* _SHORT EXERCISE_: Output the material below in full, exactly as it is.

---------- THE DATA ----------

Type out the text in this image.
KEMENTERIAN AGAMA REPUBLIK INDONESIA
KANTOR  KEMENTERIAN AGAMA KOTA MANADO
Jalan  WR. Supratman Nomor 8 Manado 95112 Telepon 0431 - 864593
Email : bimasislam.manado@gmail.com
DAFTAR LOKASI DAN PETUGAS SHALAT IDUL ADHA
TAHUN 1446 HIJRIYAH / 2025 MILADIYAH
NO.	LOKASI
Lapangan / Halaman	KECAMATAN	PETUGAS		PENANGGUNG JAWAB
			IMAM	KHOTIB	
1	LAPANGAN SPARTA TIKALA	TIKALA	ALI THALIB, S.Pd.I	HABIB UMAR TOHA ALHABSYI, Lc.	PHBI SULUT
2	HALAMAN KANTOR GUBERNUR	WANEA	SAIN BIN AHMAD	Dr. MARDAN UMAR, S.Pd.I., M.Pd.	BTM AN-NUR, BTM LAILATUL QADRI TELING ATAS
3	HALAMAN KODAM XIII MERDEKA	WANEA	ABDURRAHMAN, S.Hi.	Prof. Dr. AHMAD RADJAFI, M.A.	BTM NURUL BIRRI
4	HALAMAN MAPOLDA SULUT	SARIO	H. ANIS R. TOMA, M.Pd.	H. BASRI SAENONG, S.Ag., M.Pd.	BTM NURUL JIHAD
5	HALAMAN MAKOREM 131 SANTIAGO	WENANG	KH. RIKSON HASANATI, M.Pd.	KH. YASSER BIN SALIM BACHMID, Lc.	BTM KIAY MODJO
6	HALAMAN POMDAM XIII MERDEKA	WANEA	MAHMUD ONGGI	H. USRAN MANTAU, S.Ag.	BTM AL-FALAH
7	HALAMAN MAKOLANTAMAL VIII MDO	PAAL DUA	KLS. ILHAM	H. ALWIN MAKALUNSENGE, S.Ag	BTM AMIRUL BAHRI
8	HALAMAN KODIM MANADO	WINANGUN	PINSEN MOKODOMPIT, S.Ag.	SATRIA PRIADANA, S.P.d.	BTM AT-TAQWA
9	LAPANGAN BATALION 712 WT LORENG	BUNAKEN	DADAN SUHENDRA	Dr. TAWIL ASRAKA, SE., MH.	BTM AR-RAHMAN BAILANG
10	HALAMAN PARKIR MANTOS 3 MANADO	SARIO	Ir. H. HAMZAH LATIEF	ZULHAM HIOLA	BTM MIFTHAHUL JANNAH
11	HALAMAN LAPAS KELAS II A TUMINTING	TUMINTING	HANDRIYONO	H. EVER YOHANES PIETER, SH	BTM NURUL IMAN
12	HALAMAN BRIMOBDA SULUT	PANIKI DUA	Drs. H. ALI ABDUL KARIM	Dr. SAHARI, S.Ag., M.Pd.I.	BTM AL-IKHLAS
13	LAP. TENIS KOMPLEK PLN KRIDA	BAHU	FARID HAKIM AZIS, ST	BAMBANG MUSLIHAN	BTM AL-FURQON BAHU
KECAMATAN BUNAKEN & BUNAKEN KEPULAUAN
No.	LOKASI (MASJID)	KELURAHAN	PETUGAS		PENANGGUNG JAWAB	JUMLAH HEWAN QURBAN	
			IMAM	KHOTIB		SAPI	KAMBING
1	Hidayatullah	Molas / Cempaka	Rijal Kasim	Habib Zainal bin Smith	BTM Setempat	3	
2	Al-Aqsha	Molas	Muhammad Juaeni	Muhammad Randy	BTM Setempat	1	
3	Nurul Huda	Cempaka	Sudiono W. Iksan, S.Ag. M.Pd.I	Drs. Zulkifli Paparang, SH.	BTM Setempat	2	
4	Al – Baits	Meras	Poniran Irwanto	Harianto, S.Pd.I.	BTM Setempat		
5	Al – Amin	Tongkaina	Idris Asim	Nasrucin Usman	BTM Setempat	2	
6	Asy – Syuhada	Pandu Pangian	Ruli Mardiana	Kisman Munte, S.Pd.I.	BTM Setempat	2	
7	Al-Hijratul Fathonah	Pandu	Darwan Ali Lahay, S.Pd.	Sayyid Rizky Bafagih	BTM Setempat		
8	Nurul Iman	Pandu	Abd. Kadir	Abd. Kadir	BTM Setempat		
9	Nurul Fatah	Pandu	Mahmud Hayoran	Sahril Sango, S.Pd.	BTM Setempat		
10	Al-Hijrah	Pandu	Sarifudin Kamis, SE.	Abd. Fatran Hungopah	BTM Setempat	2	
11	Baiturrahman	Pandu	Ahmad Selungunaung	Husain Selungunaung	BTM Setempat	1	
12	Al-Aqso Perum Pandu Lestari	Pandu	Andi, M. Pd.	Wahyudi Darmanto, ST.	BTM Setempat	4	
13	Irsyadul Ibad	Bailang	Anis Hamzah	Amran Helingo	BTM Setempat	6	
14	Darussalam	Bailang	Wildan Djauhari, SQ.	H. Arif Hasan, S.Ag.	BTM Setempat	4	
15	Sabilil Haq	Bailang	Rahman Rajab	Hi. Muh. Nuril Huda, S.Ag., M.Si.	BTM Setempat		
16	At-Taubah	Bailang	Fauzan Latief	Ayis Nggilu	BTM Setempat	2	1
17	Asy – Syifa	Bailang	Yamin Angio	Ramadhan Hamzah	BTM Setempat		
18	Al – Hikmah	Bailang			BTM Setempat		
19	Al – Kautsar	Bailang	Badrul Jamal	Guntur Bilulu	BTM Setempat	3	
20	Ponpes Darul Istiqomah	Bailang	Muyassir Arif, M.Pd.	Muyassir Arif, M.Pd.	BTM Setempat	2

----------

* _WRITTEN SOLUTION_:
Type out the text in this image.
KEMENTERIAN AGAMA REPUBLIK INDONESIA
KANTOR  KEMENTERIAN AGAMA KOTA MANADO
Jalan  WR. Supratman Nomor 8 Manado 95112 Telepon 0431 - 864593
Email : bimasislam.manado@gmail.com
DAFTAR LOKASI DAN PETUGAS SHALAT IDUL ADHA
TAHUN 1446 HIJRIYAH / 2025 MILADIYAH
NO.	LOKASI
Lapangan / Halaman	KECAMATAN	PETUGAS		PENANGGUNG JAWAB
			IMAM	KHOTIB	
1	LAPANGAN SPARTA TIKALA	TIKALA	ALI THALIB, S.Pd.I	HABIB UMAR TOHA ALHABSYI, Lc.	PHBI SULUT
2	HALAMAN KANTOR GUBERNUR	WANEA	SAIN BIN AHMAD	Dr. MARDAN UMAR, S.Pd.I., M.Pd.	BTM AN-NUR, BTM LAILATUL QADRI TELING ATAS
3	HALAMAN KODAM XIII MERDEKA	WANEA	ABDURRAHMAN, S.Hi.	Prof. Dr. AHMAD RADJAFI, M.A.	BTM NURUL BIRRI
4	HALAMAN MAPOLDA SULUT	SARIO	H. ANIS R. TOMA, M.Pd.	H. BASRI SAENONG, S.Ag., M.Pd.	BTM NURUL JIHAD
5	HALAMAN MAKOREM 131 SANTIAGO	WENANG	KH. RIKSON HASANATI, M.Pd.	KH. YASSER BIN SALIM BACHMID, Lc.	BTM KIAY MODJO
6	HALAMAN POMDAM XIII MERDEKA	WANEA	MAHMUD ONGGI	H. USRAN MANTAU, S.Ag.	BTM AL-FALAH
7	HALAMAN MAKOLANTAMAL VIII MDO	PAAL DUA	KLS. ILHAM	H. ALWIN MAKALUNSENGE, S.Ag	BTM AMIRUL BAHRI
8	HALAMAN KODIM MANADO	WINANGUN	PINSEN MOKODOMPIT, S.Ag.	SATRIA PRIADANA, S.P.d.	BTM AT-TAQWA
9	LAPANGAN BATALION 712 WT LORENG	BUNAKEN	DADAN SUHENDRA	Dr. TAWIL ASRAKA, SE., MH.	BTM AR-RAHMAN BAILANG
10	HALAMAN PARKIR MANTOS 3 MANADO	SARIO	Ir. H. HAMZAH LATIEF	ZULHAM HIOLA	BTM MIFTHAHUL JANNAH
11	HALAMAN LAPAS KELAS II A TUMINTING	TUMINTING	HANDRIYONO	H. EVER YOHANES PIETER, SH	BTM NURUL IMAN
12	HALAMAN BRIMOBDA SULUT	PANIKI DUA	Drs. H. ALI ABDUL KARIM	Dr. SAHARI, S.Ag., M.Pd.I.	BTM AL-IKHLAS
13	LAP. TENIS KOMPLEK PLN KRIDA	BAHU	FARID HAKIM AZIS, ST	BAMBANG MUSLIHAN	BTM AL-FURQON BAHU
KECAMATAN BUNAKEN & BUNAKEN KEPULAUAN
No.	LOKASI (MASJID)	KELURAHAN	PETUGAS		PENANGGUNG JAWAB	JUMLAH HEWAN QURBAN	
			IMAM	KHOTIB		SAPI	KAMBING
1	Hidayatullah	Molas / Cempaka	Rijal Kasim	Habib Zainal bin Smith	BTM Setempat	3	
2	Al-Aqsha	Molas	Muhammad Juaeni	Muhammad Randy	BTM Setempat	1	
3	Nurul Huda	Cempaka	Sudiono W. Iksan, S.Ag. M.Pd.I	Drs. Zulkifli Paparang, SH.	BTM Setempat	2	
4	Al – Baits	Meras	Poniran Irwanto	Harianto, S.Pd.I.	BTM Setempat		
5	Al – Amin	Tongkaina	Idris Asim	Nasrucin Usman	BTM Setempat	2	
6	Asy – Syuhada	Pandu Pangian	Ruli Mardiana	Kisman Munte, S.Pd.I.	BTM Setempat	2	
7	Al-Hijratul Fathonah	Pandu	Darwan Ali Lahay, S.Pd.	Sayyid Rizky Bafagih	BTM Setempat		
8	Nurul Iman	Pandu	Abd. Kadir	Abd. Kadir	BTM Setempat		
9	Nurul Fatah	Pandu	Mahmud Hayoran	Sahril Sango, S.Pd.	BTM Setempat		
10	Al-Hijrah	Pandu	Sarifudin Kamis, SE.	Abd. Fatran Hungopah	BTM Setempat	2	
11	Baiturrahman	Pandu	Ahmad Selungunaung	Husain Selungunaung	BTM Setempat	1	
12	Al-Aqso Perum Pandu Lestari	Pandu	Andi, M. Pd.	Wahyudi Darmanto, ST.	BTM Setempat	4	
13	Irsyadul Ibad	Bailang	Anis Hamzah	Amran Helingo	BTM Setempat	6	
14	Darussalam	Bailang	Wildan Djauhari, SQ.	H. Arif Hasan, S.Ag.	BTM Setempat	4	
15	Sabilil Haq	Bailang	Rahman Rajab	Hi. Muh. Nuril Huda, S.Ag., M.Si.	BTM Setempat		
16	At-Taubah	Bailang	Fauzan Latief	Ayis Nggilu	BTM Setempat	2	1
17	Asy – Syifa	Bailang	Yamin Angio	Ramadhan Hamzah	BTM Setempat		
18	Al – Hikmah	Bailang			BTM Setempat		
19	Al – Kautsar	Bailang	Badrul Jamal	Guntur Bilulu	BTM Setempat	3	
20	Ponpes Darul Istiqomah	Bailang	Muyassir Arif, M.Pd.	Muyassir Arif, M.Pd.	BTM Setempat	2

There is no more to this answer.